Brief:
Scan the records for the string "type"; copy each line where it occurs.

:: Data for the task ::

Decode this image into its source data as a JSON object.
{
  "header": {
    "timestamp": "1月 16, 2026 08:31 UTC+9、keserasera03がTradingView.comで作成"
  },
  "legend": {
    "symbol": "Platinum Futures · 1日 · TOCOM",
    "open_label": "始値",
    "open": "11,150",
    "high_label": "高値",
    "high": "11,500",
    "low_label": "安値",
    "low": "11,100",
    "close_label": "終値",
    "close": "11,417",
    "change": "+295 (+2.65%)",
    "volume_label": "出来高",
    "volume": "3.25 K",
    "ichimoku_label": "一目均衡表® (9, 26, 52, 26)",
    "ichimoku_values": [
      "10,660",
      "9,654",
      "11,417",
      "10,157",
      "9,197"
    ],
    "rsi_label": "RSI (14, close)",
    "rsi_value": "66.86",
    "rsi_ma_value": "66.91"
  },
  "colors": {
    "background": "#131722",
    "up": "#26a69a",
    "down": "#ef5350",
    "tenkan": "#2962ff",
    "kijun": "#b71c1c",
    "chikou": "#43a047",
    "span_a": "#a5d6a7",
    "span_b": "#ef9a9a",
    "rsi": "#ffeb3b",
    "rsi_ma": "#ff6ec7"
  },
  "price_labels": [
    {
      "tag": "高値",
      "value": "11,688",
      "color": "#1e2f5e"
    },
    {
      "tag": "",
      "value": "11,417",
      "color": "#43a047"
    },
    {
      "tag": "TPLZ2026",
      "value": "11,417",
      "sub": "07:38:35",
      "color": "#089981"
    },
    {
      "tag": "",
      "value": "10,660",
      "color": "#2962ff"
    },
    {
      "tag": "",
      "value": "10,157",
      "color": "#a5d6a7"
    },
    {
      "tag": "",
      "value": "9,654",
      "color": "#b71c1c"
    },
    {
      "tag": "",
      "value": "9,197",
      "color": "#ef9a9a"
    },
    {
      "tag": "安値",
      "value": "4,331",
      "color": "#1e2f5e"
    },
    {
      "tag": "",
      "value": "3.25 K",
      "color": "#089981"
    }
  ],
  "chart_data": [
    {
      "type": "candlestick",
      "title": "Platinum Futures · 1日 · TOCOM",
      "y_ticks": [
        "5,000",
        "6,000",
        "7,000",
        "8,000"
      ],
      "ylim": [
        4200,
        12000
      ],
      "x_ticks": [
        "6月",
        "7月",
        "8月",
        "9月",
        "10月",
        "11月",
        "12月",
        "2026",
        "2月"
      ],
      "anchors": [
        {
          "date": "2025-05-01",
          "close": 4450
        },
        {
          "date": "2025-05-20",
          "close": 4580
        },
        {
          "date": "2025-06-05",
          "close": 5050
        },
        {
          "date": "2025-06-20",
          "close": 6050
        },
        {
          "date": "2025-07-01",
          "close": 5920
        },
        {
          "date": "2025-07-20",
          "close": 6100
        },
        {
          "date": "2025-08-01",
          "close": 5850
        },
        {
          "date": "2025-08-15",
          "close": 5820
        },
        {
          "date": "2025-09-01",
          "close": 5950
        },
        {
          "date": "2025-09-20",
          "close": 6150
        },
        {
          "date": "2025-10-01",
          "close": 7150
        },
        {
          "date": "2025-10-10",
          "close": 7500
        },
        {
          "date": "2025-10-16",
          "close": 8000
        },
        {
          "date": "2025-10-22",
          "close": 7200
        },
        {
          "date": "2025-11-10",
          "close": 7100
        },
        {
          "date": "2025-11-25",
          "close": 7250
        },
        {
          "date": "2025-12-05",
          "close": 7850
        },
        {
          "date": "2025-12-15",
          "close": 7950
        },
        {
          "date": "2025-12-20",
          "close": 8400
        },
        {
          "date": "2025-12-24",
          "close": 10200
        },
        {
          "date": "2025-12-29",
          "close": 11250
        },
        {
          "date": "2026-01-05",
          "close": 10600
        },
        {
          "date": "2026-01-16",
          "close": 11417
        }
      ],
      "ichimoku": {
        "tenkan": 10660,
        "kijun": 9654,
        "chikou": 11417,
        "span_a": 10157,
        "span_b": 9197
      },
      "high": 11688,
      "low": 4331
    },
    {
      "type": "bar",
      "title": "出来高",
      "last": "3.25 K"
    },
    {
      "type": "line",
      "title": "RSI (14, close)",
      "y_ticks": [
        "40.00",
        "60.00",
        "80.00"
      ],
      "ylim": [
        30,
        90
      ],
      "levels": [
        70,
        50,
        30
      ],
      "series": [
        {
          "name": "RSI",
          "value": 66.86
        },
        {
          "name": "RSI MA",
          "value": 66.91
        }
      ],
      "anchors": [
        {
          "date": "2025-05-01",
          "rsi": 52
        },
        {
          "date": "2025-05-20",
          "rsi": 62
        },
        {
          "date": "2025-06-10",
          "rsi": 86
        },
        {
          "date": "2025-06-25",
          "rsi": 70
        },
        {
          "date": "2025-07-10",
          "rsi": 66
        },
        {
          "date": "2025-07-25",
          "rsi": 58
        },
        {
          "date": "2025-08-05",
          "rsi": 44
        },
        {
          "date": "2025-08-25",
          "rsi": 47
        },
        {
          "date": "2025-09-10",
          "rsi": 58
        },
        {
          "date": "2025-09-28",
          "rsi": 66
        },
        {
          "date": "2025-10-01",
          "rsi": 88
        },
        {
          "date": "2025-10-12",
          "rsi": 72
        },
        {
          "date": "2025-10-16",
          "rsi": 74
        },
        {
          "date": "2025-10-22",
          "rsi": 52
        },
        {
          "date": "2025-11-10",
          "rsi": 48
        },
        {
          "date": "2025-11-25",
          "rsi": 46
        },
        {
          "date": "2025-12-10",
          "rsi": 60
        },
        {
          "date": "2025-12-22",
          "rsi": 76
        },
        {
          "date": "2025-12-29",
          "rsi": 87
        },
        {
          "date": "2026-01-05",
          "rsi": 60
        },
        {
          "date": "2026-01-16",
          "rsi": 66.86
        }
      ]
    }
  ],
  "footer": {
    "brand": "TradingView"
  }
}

:::

Expected answer:
      "type": "candlestick",
      "type": "bar",
      "type": "line",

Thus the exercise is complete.